## DIRECTIONS FOR THIS TASK
Give every line of the material again, exactly as written.

## SUPPLIED INFORMATION
##########
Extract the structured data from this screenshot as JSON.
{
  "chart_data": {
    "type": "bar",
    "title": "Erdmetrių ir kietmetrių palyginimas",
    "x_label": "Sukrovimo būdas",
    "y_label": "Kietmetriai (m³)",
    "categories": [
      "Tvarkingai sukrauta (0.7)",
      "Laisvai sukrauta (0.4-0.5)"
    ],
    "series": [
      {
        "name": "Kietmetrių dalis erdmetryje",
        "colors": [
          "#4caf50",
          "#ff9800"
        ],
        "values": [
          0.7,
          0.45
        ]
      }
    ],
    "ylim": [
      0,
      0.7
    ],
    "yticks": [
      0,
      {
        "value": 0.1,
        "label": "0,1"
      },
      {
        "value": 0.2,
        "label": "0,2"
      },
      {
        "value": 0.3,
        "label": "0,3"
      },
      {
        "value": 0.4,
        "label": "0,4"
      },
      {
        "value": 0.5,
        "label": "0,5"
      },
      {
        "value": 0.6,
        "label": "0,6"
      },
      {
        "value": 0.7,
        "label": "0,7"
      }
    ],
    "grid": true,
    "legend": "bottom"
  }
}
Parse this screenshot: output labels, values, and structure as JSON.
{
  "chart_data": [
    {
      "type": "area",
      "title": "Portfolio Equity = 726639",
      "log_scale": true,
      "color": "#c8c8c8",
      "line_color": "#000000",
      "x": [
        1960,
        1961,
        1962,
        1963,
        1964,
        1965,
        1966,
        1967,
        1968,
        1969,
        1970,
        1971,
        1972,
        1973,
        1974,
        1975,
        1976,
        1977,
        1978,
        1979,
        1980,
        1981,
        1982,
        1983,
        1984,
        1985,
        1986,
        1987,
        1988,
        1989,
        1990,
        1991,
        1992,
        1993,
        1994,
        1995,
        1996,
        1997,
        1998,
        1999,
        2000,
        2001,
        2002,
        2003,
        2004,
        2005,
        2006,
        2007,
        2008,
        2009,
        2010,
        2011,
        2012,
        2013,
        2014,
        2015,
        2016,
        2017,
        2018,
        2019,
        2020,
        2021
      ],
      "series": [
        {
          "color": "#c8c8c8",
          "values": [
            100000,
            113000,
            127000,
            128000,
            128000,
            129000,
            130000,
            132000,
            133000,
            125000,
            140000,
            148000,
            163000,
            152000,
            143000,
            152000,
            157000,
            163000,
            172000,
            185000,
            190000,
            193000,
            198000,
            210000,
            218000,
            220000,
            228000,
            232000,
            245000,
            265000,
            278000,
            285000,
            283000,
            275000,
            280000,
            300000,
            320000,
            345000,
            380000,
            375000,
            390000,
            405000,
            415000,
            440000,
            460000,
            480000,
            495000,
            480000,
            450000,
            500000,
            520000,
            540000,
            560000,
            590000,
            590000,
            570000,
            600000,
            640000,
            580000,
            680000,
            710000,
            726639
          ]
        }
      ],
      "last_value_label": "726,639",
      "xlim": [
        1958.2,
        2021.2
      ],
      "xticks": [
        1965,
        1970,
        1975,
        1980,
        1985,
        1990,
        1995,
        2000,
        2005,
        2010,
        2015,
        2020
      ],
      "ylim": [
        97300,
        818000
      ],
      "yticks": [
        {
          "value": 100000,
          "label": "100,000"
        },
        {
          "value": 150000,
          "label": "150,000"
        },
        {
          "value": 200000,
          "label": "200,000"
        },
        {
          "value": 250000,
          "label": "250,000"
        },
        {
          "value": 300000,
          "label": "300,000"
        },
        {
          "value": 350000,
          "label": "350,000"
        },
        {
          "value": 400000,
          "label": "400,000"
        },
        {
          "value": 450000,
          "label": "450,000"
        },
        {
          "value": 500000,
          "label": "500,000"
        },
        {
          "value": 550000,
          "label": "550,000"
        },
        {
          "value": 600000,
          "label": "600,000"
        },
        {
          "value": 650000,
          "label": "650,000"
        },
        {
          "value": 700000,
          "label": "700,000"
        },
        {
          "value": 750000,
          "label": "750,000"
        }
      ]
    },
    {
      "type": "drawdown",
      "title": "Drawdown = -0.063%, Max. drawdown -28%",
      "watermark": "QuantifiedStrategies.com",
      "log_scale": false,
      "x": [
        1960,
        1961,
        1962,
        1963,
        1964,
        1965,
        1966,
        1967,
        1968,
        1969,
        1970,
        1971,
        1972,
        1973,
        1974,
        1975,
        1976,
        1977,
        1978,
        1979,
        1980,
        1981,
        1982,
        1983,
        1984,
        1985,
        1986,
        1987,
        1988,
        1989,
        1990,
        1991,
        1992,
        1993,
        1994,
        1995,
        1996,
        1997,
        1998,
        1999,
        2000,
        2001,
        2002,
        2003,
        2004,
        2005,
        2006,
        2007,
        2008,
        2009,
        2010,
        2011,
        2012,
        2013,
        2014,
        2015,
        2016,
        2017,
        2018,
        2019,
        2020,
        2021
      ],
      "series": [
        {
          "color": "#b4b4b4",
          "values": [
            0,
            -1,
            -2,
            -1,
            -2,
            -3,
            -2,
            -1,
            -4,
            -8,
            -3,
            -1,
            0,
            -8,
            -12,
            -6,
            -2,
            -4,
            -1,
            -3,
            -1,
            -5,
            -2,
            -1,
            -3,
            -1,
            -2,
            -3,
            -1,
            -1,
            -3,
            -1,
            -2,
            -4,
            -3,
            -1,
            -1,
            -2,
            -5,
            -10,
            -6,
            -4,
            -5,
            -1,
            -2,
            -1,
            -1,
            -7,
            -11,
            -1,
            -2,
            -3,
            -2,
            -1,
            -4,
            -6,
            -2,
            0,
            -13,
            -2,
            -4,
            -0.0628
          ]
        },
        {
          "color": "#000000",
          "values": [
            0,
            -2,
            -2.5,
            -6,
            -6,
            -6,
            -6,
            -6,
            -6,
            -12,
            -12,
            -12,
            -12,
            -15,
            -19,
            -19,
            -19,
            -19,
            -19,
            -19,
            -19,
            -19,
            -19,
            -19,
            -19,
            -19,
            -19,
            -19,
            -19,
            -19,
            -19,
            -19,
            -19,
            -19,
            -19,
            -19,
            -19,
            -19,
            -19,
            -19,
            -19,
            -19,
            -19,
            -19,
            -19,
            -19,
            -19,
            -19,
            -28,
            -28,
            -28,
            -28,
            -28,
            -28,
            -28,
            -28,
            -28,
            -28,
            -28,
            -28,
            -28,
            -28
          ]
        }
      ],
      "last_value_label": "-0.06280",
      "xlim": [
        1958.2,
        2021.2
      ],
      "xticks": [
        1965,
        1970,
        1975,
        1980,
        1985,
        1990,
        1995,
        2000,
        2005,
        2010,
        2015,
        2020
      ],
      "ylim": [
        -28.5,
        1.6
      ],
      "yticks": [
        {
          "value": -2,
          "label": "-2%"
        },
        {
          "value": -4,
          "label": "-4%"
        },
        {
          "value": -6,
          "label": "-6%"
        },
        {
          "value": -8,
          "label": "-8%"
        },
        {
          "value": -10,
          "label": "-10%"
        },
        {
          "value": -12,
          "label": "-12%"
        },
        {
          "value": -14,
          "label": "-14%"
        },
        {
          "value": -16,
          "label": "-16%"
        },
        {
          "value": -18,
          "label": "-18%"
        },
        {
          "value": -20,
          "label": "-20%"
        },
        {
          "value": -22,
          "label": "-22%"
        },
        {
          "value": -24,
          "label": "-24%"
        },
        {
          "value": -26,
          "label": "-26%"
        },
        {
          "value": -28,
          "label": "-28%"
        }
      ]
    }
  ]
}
##########
## EXPECTED ANSWER
Extract the structured data from this screenshot as JSON.
{
  "chart_data": {
    "type": "bar",
    "title": "Erdmetrių ir kietmetrių palyginimas",
    "x_label": "Sukrovimo būdas",
    "y_label": "Kietmetriai (m³)",
    "categories": [
      "Tvarkingai sukrauta (0.7)",
      "Laisvai sukrauta (0.4-0.5)"
    ],
    "series": [
      {
        "name": "Kietmetrių dalis erdmetryje",
        "colors": [
          "#4caf50",
          "#ff9800"
        ],
        "values": [
          0.7,
          0.45
        ]
      }
    ],
    "ylim": [
      0,
      0.7
    ],
    "yticks": [
      0,
      {
        "value": 0.1,
        "label": "0,1"
      },
      {
        "value": 0.2,
        "label": "0,2"
      },
      {
        "value": 0.3,
        "label": "0,3"
      },
      {
        "value": 0.4,
        "label": "0,4"
      },
      {
        "value": 0.5,
        "label": "0,5"
      },
      {
        "value": 0.6,
        "label": "0,6"
      },
      {
        "value": 0.7,
        "label": "0,7"
      }
    ],
    "grid": true,
    "legend": "bottom"
  }
}
Parse this screenshot: output labels, values, and structure as JSON.
{
  "chart_data": [
    {
      "type": "area",
      "title": "Portfolio Equity = 726639",
      "log_scale": true,
      "color": "#c8c8c8",
      "line_color": "#000000",
      "x": [
        1960,
        1961,
        1962,
        1963,
        1964,
        1965,
        1966,
        1967,
        1968,
        1969,
        1970,
        1971,
        1972,
        1973,
        1974,
        1975,
        1976,
        1977,
        1978,
        1979,
        1980,
        1981,
        1982,
        1983,
        1984,
        1985,
        1986,
        1987,
        1988,
        1989,
        1990,
        1991,
        1992,
        1993,
        1994,
        1995,
        1996,
        1997,
        1998,
        1999,
        2000,
        2001,
        2002,
        2003,
        2004,
        2005,
        2006,
        2007,
        2008,
        2009,
        2010,
        2011,
        2012,
        2013,
        2014,
        2015,
        2016,
        2017,
        2018,
        2019,
        2020,
        2021
      ],
      "series": [
        {
          "color": "#c8c8c8",
          "values": [
            100000,
            113000,
            127000,
            128000,
            128000,
            129000,
            130000,
            132000,
            133000,
            125000,
            140000,
            148000,
            163000,
            152000,
            143000,
            152000,
            157000,
            163000,
            172000,
            185000,
            190000,
            193000,
            198000,
            210000,
            218000,
            220000,
            228000,
            232000,
            245000,
            265000,
            278000,
            285000,
            283000,
            275000,
            280000,
            300000,
            320000,
            345000,
            380000,
            375000,
            390000,
            405000,
            415000,
            440000,
            460000,
            480000,
            495000,
            480000,
            450000,
            500000,
            520000,
            540000,
            560000,
            590000,
            590000,
            570000,
            600000,
            640000,
            580000,
            680000,
            710000,
            726639
          ]
        }
      ],
      "last_value_label": "726,639",
      "xlim": [
        1958.2,
        2021.2
      ],
      "xticks": [
        1965,
        1970,
        1975,
        1980,
        1985,
        1990,
        1995,
        2000,
        2005,
        2010,
        2015,
        2020
      ],
      "ylim": [
        97300,
        818000
      ],
      "yticks": [
        {
          "value": 100000,
          "label": "100,000"
        },
        {
          "value": 150000,
          "label": "150,000"
        },
        {
          "value": 200000,
          "label": "200,000"
        },
        {
          "value": 250000,
          "label": "250,000"
        },
        {
          "value": 300000,
          "label": "300,000"
        },
        {
          "value": 350000,
          "label": "350,000"
        },
        {
          "value": 400000,
          "label": "400,000"
        },
        {
          "value": 450000,
          "label": "450,000"
        },
        {
          "value": 500000,
          "label": "500,000"
        },
        {
          "value": 550000,
          "label": "550,000"
        },
        {
          "value": 600000,
          "label": "600,000"
        },
        {
          "value": 650000,
          "label": "650,000"
        },
        {
          "value": 700000,
          "label": "700,000"
        },
        {
          "value": 750000,
          "label": "750,000"
        }
      ]
    },
    {
      "type": "drawdown",
      "title": "Drawdown = -0.063%, Max. drawdown -28%",
      "watermark": "QuantifiedStrategies.com",
      "log_scale": false,
      "x": [
        1960,
        1961,
        1962,
        1963,
        1964,
        1965,
        1966,
        1967,
        1968,
        1969,
        1970,
        1971,
        1972,
        1973,
        1974,
        1975,
        1976,
        1977,
        1978,
        1979,
        1980,
        1981,
        1982,
        1983,
        1984,
        1985,
        1986,
        1987,
        1988,
        1989,
        1990,
        1991,
        1992,
        1993,
        1994,
        1995,
        1996,
        1997,
        1998,
        1999,
        2000,
        2001,
        2002,
        2003,
        2004,
        2005,
        2006,
        2007,
        2008,
        2009,
        2010,
        2011,
        2012,
        2013,
        2014,
        2015,
        2016,
        2017,
        2018,
        2019,
        2020,
        2021
      ],
      "series": [
        {
          "color": "#b4b4b4",
          "values": [
            0,
            -1,
            -2,
            -1,
            -2,
            -3,
            -2,
            -1,
            -4,
            -8,
            -3,
            -1,
            0,
            -8,
            -12,
            -6,
            -2,
            -4,
            -1,
            -3,
            -1,
            -5,
            -2,
            -1,
            -3,
            -1,
            -2,
            -3,
            -1,
            -1,
            -3,
            -1,
            -2,
            -4,
            -3,
            -1,
            -1,
            -2,
            -5,
            -10,
            -6,
            -4,
            -5,
            -1,
            -2,
            -1,
            -1,
            -7,
            -11,
            -1,
            -2,
            -3,
            -2,
            -1,
            -4,
            -6,
            -2,
            0,
            -13,
            -2,
            -4,
            -0.0628
          ]
        },
        {
          "color": "#000000",
          "values": [
            0,
            -2,
            -2.5,
            -6,
            -6,
            -6,
            -6,
            -6,
            -6,
            -12,
            -12,
            -12,
            -12,
            -15,
            -19,
            -19,
            -19,
            -19,
            -19,
            -19,
            -19,
            -19,
            -19,
            -19,
            -19,
            -19,
            -19,
            -19,
            -19,
            -19,
            -19,
            -19,
            -19,
            -19,
            -19,
            -19,
            -19,
            -19,
            -19,
            -19,
            -19,
            -19,
            -19,
            -19,
            -19,
            -19,
            -19,
            -19,
            -28,
            -28,
            -28,
            -28,
            -28,
            -28,
            -28,
            -28,
            -28,
            -28,
            -28,
            -28,
            -28,
            -28
          ]
        }
      ],
      "last_value_label": "-0.06280",
      "xlim": [
        1958.2,
        2021.2
      ],
      "xticks": [
        1965,
        1970,
        1975,
        1980,
        1985,
        1990,
        1995,
        2000,
        2005,
        2010,
        2015,
        2020
      ],
      "ylim": [
        -28.5,
        1.6
      ],
      "yticks": [
        {
          "value": -2,
          "label": "-2%"
        },
        {
          "value": -4,
          "label": "-4%"
        },
        {
          "value": -6,
          "label": "-6%"
        },
        {
          "value": -8,
          "label": "-8%"
        },
        {
          "value": -10,
          "label": "-10%"
        },
        {
          "value": -12,
          "label": "-12%"
        },
        {
          "value": -14,
          "label": "-14%"
        },
        {
          "value": -16,
          "label": "-16%"
        },
        {
          "value": -18,
          "label": "-18%"
        },
        {
          "value": -20,
          "label": "-20%"
        },
        {
          "value": -22,
          "label": "-22%"
        },
        {
          "value": -24,
          "label": "-24%"
        },
        {
          "value": -26,
          "label": "-26%"
        },
        {
          "value": -28,
          "label": "-28%"
        }
      ]
    }
  ]
}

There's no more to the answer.